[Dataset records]
-=-=-
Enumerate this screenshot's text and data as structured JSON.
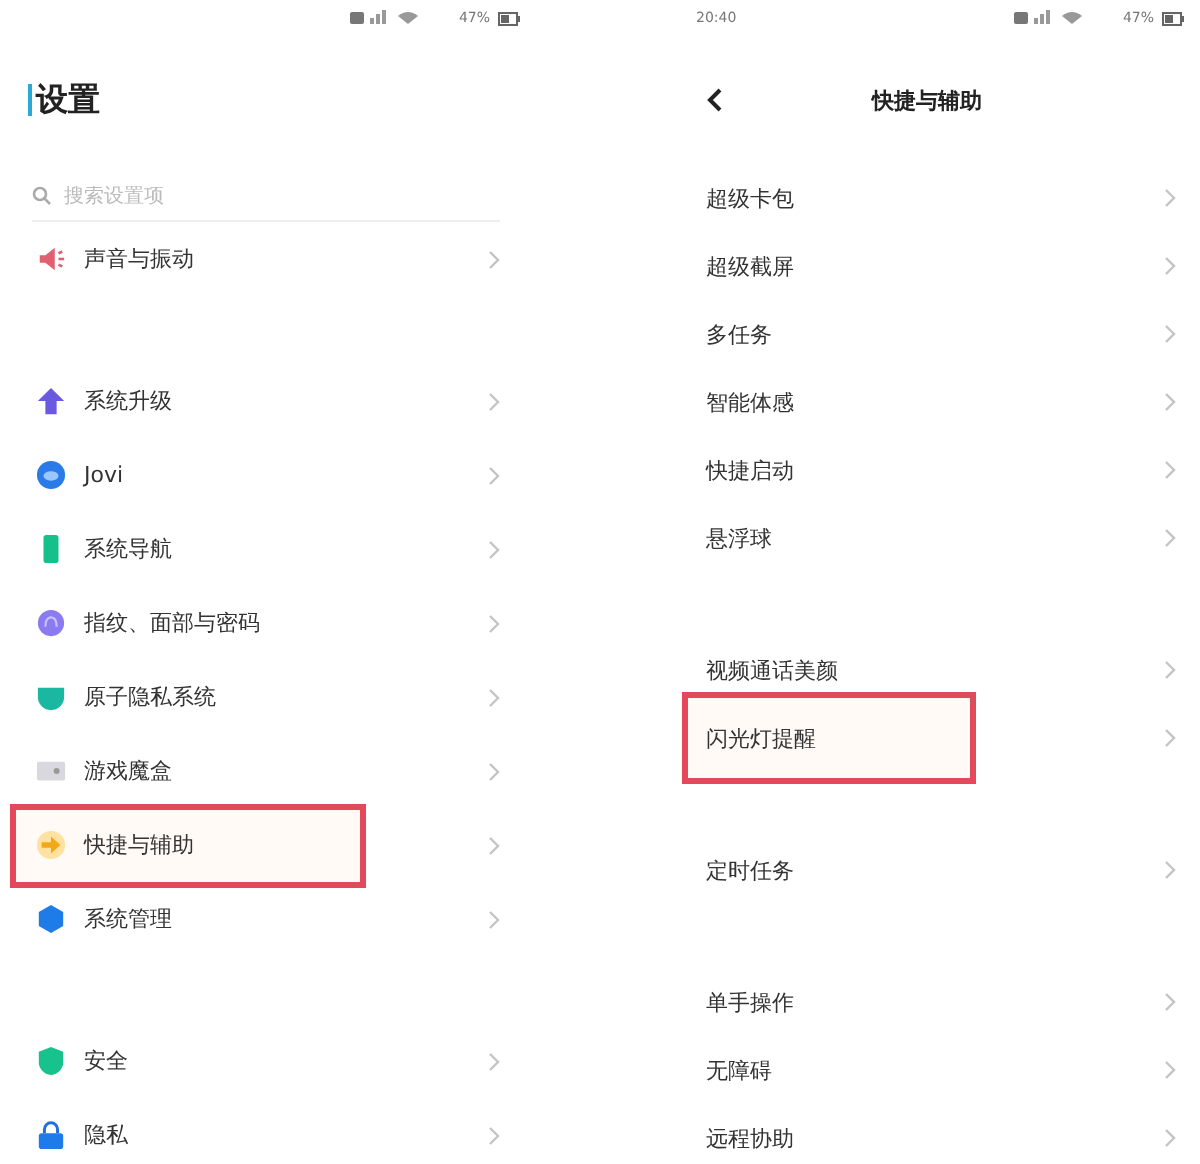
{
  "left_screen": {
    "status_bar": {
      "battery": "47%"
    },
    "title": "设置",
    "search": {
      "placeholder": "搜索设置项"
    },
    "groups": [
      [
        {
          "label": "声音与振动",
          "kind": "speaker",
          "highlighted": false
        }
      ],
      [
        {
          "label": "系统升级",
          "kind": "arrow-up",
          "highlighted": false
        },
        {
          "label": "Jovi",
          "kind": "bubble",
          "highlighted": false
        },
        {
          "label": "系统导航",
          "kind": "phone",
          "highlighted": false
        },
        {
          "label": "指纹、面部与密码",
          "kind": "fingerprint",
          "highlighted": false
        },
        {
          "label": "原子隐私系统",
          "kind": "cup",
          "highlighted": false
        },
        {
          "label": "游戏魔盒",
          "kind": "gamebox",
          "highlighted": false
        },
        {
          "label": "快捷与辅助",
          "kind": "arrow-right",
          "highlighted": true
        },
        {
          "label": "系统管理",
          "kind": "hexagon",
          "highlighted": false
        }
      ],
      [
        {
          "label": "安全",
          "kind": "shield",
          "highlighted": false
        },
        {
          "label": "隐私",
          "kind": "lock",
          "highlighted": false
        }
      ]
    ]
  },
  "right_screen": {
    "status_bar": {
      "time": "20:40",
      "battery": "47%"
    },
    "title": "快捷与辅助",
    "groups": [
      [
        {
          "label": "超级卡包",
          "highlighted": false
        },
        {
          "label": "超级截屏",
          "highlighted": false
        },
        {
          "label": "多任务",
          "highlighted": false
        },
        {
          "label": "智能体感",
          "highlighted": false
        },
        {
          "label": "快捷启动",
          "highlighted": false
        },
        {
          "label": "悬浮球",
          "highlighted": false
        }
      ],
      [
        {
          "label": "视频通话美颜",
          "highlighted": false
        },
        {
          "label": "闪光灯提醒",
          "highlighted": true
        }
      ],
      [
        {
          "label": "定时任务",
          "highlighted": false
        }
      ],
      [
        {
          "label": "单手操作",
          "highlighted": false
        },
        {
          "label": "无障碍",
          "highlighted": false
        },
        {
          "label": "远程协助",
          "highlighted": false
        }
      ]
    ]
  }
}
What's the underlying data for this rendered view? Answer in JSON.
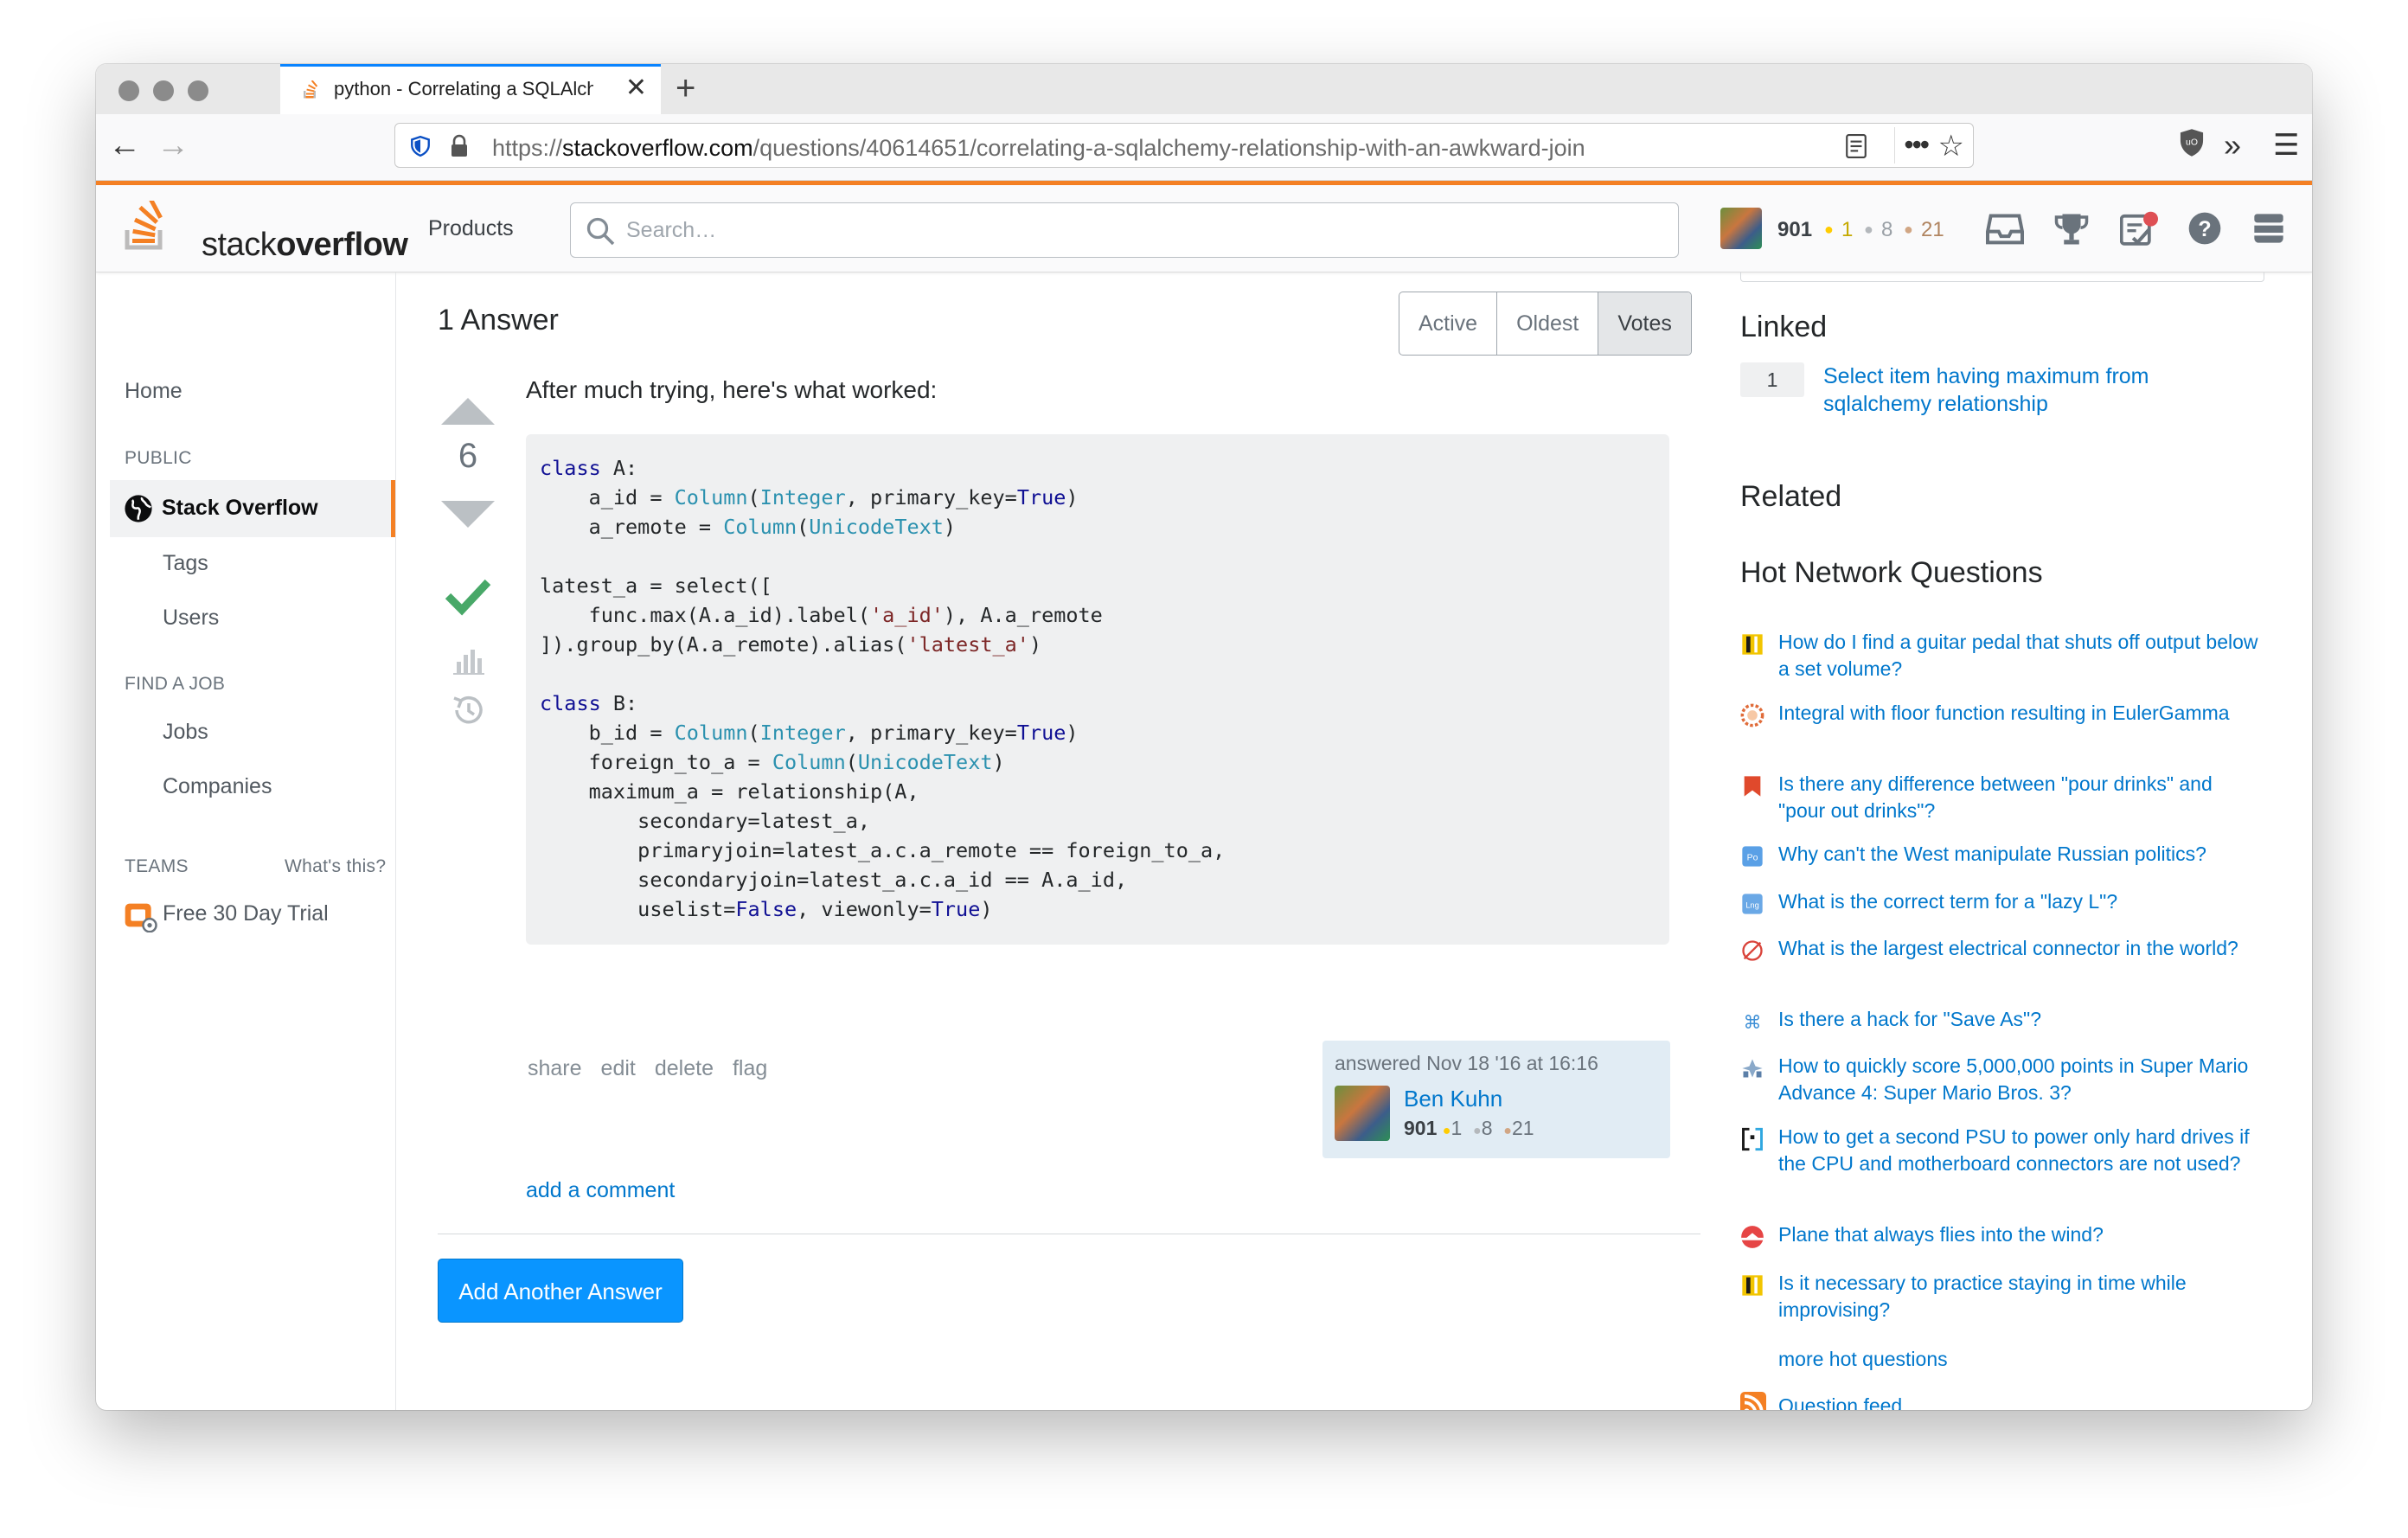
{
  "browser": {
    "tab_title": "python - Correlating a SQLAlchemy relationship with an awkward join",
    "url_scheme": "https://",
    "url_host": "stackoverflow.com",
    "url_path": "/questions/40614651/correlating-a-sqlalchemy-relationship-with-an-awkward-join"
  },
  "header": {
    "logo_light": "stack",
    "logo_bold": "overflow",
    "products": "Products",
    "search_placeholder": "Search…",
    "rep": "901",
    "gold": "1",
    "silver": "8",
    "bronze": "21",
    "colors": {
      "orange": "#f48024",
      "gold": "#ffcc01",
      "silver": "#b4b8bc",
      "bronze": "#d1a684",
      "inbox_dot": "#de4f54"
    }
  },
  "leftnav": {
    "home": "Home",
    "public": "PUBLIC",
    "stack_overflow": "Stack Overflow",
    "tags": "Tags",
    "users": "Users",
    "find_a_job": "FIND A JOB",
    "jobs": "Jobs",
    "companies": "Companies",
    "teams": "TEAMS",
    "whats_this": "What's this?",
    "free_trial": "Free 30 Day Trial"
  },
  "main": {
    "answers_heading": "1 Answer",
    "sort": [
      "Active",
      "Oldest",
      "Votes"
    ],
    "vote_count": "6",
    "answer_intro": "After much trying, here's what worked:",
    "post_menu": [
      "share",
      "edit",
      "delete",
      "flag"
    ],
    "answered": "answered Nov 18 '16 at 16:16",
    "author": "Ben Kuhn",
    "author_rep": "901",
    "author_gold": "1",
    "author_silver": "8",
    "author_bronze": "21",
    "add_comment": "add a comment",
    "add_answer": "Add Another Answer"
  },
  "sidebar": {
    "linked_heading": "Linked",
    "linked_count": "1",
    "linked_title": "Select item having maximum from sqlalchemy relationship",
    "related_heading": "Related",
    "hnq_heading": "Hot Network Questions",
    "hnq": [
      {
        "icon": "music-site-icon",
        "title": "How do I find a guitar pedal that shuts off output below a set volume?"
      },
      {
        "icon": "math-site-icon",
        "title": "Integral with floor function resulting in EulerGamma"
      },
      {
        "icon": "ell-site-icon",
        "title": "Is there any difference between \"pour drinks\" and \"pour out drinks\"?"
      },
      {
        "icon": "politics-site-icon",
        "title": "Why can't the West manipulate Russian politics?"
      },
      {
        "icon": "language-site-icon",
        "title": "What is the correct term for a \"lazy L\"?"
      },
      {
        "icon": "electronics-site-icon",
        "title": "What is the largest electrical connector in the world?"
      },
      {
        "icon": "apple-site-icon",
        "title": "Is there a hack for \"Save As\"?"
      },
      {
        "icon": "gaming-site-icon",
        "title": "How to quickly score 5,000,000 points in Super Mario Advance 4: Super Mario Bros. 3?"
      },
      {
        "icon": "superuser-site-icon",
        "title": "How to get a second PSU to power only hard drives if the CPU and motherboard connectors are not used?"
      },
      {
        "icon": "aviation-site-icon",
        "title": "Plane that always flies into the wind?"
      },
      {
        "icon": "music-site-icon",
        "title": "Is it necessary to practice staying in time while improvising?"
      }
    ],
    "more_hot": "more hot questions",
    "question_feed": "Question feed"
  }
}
-=-=-
- [BRIEF]:
Omit the pictures, and quote the material above exactly as given.

- [EXERCISE ANSWER]:
Enumerate this screenshot's text and data as structured JSON.
{
  "left_screen": {
    "status_bar": {
      "battery": "47%"
    },
    "title": "设置",
    "search": {
      "placeholder": "搜索设置项"
    },
    "groups": [
      [
        {
          "label": "声音与振动",
          "kind": "speaker",
          "highlighted": false
        }
      ],
      [
        {
          "label": "系统升级",
          "kind": "arrow-up",
          "highlighted": false
        },
        {
          "label": "Jovi",
          "kind": "bubble",
          "highlighted": false
        },
        {
          "label": "系统导航",
          "kind": "phone",
          "highlighted": false
        },
        {
          "label": "指纹、面部与密码",
          "kind": "fingerprint",
          "highlighted": false
        },
        {
          "label": "原子隐私系统",
          "kind": "cup",
          "highlighted": false
        },
        {
          "label": "游戏魔盒",
          "kind": "gamebox",
          "highlighted": false
        },
        {
          "label": "快捷与辅助",
          "kind": "arrow-right",
          "highlighted": true
        },
        {
          "label": "系统管理",
          "kind": "hexagon",
          "highlighted": false
        }
      ],
      [
        {
          "label": "安全",
          "kind": "shield",
          "highlighted": false
        },
        {
          "label": "隐私",
          "kind": "lock",
          "highlighted": false
        }
      ]
    ]
  },
  "right_screen": {
    "status_bar": {
      "time": "20:40",
      "battery": "47%"
    },
    "title": "快捷与辅助",
    "groups": [
      [
        {
          "label": "超级卡包",
          "highlighted": false
        },
        {
          "label": "超级截屏",
          "highlighted": false
        },
        {
          "label": "多任务",
          "highlighted": false
        },
        {
          "label": "智能体感",
          "highlighted": false
        },
        {
          "label": "快捷启动",
          "highlighted": false
        },
        {
          "label": "悬浮球",
          "highlighted": false
        }
      ],
      [
        {
          "label": "视频通话美颜",
          "highlighted": false
        },
        {
          "label": "闪光灯提醒",
          "highlighted": true
        }
      ],
      [
        {
          "label": "定时任务",
          "highlighted": false
        }
      ],
      [
        {
          "label": "单手操作",
          "highlighted": false
        },
        {
          "label": "无障碍",
          "highlighted": false
        },
        {
          "label": "远程协助",
          "highlighted": false
        }
      ]
    ]
  }
}
What's the underlying data for this rendered view? Answer in JSON.
{
  "browser": {
    "tab_title": "python - Correlating a SQLAlchemy relationship with an awkward join",
    "url_scheme": "https://",
    "url_host": "stackoverflow.com",
    "url_path": "/questions/40614651/correlating-a-sqlalchemy-relationship-with-an-awkward-join"
  },
  "header": {
    "logo_light": "stack",
    "logo_bold": "overflow",
    "products": "Products",
    "search_placeholder": "Search…",
    "rep": "901",
    "gold": "1",
    "silver": "8",
    "bronze": "21",
    "colors": {
      "orange": "#f48024",
      "gold": "#ffcc01",
      "silver": "#b4b8bc",
      "bronze": "#d1a684",
      "inbox_dot": "#de4f54"
    }
  },
  "leftnav": {
    "home": "Home",
    "public": "PUBLIC",
    "stack_overflow": "Stack Overflow",
    "tags": "Tags",
    "users": "Users",
    "find_a_job": "FIND A JOB",
    "jobs": "Jobs",
    "companies": "Companies",
    "teams": "TEAMS",
    "whats_this": "What's this?",
    "free_trial": "Free 30 Day Trial"
  },
  "main": {
    "answers_heading": "1 Answer",
    "sort": [
      "Active",
      "Oldest",
      "Votes"
    ],
    "vote_count": "6",
    "answer_intro": "After much trying, here's what worked:",
    "post_menu": [
      "share",
      "edit",
      "delete",
      "flag"
    ],
    "answered": "answered Nov 18 '16 at 16:16",
    "author": "Ben Kuhn",
    "author_rep": "901",
    "author_gold": "1",
    "author_silver": "8",
    "author_bronze": "21",
    "add_comment": "add a comment",
    "add_answer": "Add Another Answer"
  },
  "sidebar": {
    "linked_heading": "Linked",
    "linked_count": "1",
    "linked_title": "Select item having maximum from sqlalchemy relationship",
    "related_heading": "Related",
    "hnq_heading": "Hot Network Questions",
    "hnq": [
      {
        "icon": "music-site-icon",
        "title": "How do I find a guitar pedal that shuts off output below a set volume?"
      },
      {
        "icon": "math-site-icon",
        "title": "Integral with floor function resulting in EulerGamma"
      },
      {
        "icon": "ell-site-icon",
        "title": "Is there any difference between \"pour drinks\" and \"pour out drinks\"?"
      },
      {
        "icon": "politics-site-icon",
        "title": "Why can't the West manipulate Russian politics?"
      },
      {
        "icon": "language-site-icon",
        "title": "What is the correct term for a \"lazy L\"?"
      },
      {
        "icon": "electronics-site-icon",
        "title": "What is the largest electrical connector in the world?"
      },
      {
        "icon": "apple-site-icon",
        "title": "Is there a hack for \"Save As\"?"
      },
      {
        "icon": "gaming-site-icon",
        "title": "How to quickly score 5,000,000 points in Super Mario Advance 4: Super Mario Bros. 3?"
      },
      {
        "icon": "superuser-site-icon",
        "title": "How to get a second PSU to power only hard drives if the CPU and motherboard connectors are not used?"
      },
      {
        "icon": "aviation-site-icon",
        "title": "Plane that always flies into the wind?"
      },
      {
        "icon": "music-site-icon",
        "title": "Is it necessary to practice staying in time while improvising?"
      }
    ],
    "more_hot": "more hot questions",
    "question_feed": "Question feed"
  }
}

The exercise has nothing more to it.